[SOURCE RECORDS start]

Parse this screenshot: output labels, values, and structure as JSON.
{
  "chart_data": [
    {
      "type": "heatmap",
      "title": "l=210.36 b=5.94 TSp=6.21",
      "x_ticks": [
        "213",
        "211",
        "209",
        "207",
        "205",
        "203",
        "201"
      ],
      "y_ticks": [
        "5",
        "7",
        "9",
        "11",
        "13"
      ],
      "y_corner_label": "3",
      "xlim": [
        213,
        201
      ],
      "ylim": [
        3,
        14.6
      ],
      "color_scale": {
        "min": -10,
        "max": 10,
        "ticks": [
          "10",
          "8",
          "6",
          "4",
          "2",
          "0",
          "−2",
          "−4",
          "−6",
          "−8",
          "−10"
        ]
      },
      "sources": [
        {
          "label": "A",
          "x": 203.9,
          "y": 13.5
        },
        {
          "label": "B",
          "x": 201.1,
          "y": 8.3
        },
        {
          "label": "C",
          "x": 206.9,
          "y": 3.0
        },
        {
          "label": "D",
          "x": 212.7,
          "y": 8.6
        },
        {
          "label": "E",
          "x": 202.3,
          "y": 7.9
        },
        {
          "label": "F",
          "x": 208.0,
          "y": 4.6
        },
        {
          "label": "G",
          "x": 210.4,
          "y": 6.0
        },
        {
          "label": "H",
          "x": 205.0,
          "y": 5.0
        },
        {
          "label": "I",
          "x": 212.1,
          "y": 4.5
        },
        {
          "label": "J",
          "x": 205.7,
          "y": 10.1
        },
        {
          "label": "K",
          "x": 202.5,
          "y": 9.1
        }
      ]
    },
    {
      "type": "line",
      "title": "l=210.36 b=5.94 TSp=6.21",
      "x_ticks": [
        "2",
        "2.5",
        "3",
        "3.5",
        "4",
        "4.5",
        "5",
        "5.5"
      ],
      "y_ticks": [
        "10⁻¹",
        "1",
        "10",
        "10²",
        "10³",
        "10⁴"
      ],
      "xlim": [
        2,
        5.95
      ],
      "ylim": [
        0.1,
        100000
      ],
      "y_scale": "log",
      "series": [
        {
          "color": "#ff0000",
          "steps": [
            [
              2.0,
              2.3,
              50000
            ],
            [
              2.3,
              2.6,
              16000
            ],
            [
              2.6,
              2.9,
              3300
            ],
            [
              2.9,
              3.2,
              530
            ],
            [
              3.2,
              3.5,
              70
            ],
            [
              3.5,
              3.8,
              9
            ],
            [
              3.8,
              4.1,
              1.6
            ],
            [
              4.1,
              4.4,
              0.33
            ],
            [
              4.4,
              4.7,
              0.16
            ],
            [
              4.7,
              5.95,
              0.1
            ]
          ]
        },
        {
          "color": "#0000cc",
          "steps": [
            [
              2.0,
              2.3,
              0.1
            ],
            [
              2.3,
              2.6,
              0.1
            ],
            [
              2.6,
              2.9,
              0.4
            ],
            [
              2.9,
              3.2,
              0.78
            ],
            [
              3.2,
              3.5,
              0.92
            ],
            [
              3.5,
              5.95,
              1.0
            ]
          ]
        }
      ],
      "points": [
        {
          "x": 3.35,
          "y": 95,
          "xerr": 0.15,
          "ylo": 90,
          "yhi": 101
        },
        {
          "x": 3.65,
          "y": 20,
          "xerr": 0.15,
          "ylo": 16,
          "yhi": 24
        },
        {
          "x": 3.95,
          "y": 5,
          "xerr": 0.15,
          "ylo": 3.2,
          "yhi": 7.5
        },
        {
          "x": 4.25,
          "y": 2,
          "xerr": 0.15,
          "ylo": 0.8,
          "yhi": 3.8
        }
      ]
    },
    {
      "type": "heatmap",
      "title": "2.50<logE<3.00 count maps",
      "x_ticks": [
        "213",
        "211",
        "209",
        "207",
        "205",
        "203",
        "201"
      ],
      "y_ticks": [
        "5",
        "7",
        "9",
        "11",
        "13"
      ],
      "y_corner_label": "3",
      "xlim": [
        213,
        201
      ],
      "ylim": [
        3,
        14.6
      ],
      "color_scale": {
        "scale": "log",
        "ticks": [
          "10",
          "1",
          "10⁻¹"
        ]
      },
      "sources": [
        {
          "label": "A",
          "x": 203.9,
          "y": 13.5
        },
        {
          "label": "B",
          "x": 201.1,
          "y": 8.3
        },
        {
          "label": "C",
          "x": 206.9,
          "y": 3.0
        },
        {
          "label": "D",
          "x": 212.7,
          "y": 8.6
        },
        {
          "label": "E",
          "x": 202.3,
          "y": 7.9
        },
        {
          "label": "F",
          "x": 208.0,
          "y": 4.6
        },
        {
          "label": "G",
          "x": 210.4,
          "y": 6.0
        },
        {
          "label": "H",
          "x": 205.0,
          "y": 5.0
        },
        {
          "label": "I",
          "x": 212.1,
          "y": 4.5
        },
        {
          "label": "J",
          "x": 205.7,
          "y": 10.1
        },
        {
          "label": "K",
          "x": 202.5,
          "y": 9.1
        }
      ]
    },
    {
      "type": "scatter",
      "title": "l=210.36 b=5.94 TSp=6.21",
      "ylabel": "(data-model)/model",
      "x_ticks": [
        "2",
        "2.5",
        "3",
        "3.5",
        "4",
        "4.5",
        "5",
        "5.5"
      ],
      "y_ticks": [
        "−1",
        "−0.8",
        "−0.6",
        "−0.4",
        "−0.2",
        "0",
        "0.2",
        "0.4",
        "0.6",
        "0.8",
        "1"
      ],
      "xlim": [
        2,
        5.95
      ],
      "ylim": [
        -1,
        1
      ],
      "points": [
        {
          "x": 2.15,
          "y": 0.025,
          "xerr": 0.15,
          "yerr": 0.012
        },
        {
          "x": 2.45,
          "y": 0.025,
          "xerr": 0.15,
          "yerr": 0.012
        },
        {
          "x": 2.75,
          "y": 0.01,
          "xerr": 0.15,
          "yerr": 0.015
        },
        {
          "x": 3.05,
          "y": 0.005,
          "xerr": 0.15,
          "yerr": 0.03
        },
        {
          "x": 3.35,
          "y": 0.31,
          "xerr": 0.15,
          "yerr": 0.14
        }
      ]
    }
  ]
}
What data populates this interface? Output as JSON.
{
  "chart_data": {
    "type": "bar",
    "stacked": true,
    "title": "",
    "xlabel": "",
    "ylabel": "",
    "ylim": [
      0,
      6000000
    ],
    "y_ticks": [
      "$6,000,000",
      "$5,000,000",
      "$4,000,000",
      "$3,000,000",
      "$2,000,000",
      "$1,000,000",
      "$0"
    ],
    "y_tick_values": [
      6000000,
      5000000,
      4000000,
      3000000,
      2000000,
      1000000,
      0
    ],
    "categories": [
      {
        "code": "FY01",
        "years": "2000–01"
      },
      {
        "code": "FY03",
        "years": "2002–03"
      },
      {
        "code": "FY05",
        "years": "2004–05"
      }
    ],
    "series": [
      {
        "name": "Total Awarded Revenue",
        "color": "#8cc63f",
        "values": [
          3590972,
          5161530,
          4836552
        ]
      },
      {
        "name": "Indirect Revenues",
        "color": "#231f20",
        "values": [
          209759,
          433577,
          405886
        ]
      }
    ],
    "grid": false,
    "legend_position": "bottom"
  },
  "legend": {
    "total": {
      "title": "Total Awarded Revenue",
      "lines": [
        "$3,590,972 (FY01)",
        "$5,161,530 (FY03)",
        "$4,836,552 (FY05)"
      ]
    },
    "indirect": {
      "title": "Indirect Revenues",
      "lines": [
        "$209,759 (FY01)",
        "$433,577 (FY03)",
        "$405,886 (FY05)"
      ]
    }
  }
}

[SOURCE RECORDS end]

_EXERCISE DESCRIPTION_
Tally the lines of the records holding the word "Revenues", then state only the tally.

_RESPONSE FOR THIS EXERCISE_
2